• _Problem details_
All of the data should be repeated exactly; pictures are not part of the copy.

* begin Records provided *

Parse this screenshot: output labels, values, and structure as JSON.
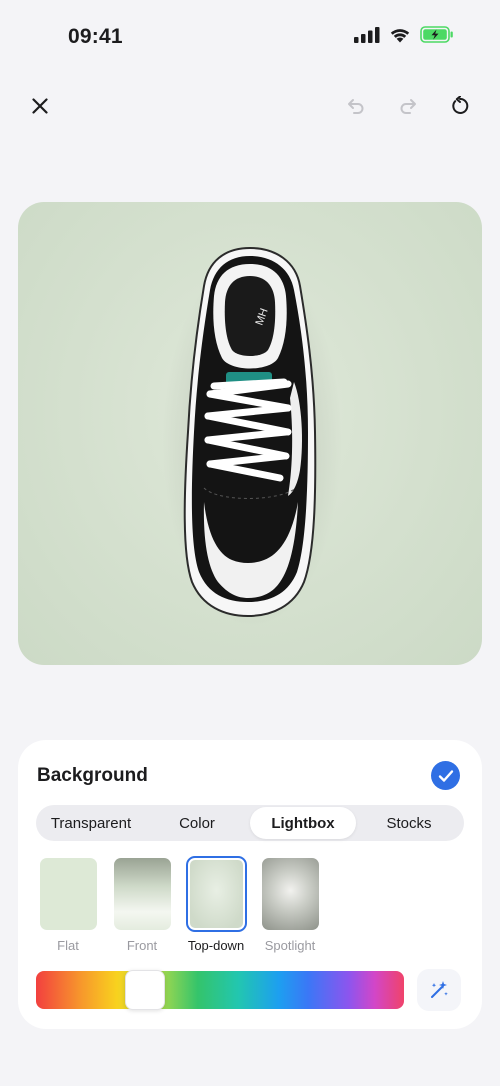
{
  "status_bar": {
    "time": "09:41"
  },
  "panel": {
    "title": "Background",
    "tabs": [
      {
        "label": "Transparent",
        "active": false
      },
      {
        "label": "Color",
        "active": false
      },
      {
        "label": "Lightbox",
        "active": true
      },
      {
        "label": "Stocks",
        "active": false
      }
    ],
    "presets": [
      {
        "label": "Flat",
        "selected": false
      },
      {
        "label": "Front",
        "selected": false
      },
      {
        "label": "Top-down",
        "selected": true
      },
      {
        "label": "Spotlight",
        "selected": false
      }
    ]
  },
  "hue": {
    "value": 0.27
  },
  "colors": {
    "accent": "#2f6fe4",
    "background": "#f4f4f7",
    "preview_background": "#d4e0ce"
  },
  "icons": [
    "cellular-signal-icon",
    "wifi-icon",
    "battery-icon",
    "close-icon",
    "undo-icon",
    "redo-icon",
    "reset-icon",
    "checkmark-icon",
    "magic-wand-icon"
  ]
}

* end Records provided *

• _Task result_
Parse this screenshot: output labels, values, and structure as JSON.
{
  "status_bar": {
    "time": "09:41"
  },
  "panel": {
    "title": "Background",
    "tabs": [
      {
        "label": "Transparent",
        "active": false
      },
      {
        "label": "Color",
        "active": false
      },
      {
        "label": "Lightbox",
        "active": true
      },
      {
        "label": "Stocks",
        "active": false
      }
    ],
    "presets": [
      {
        "label": "Flat",
        "selected": false
      },
      {
        "label": "Front",
        "selected": false
      },
      {
        "label": "Top-down",
        "selected": true
      },
      {
        "label": "Spotlight",
        "selected": false
      }
    ]
  },
  "hue": {
    "value": 0.27
  },
  "colors": {
    "accent": "#2f6fe4",
    "background": "#f4f4f7",
    "preview_background": "#d4e0ce"
  },
  "icons": [
    "cellular-signal-icon",
    "wifi-icon",
    "battery-icon",
    "close-icon",
    "undo-icon",
    "redo-icon",
    "reset-icon",
    "checkmark-icon",
    "magic-wand-icon"
  ]
}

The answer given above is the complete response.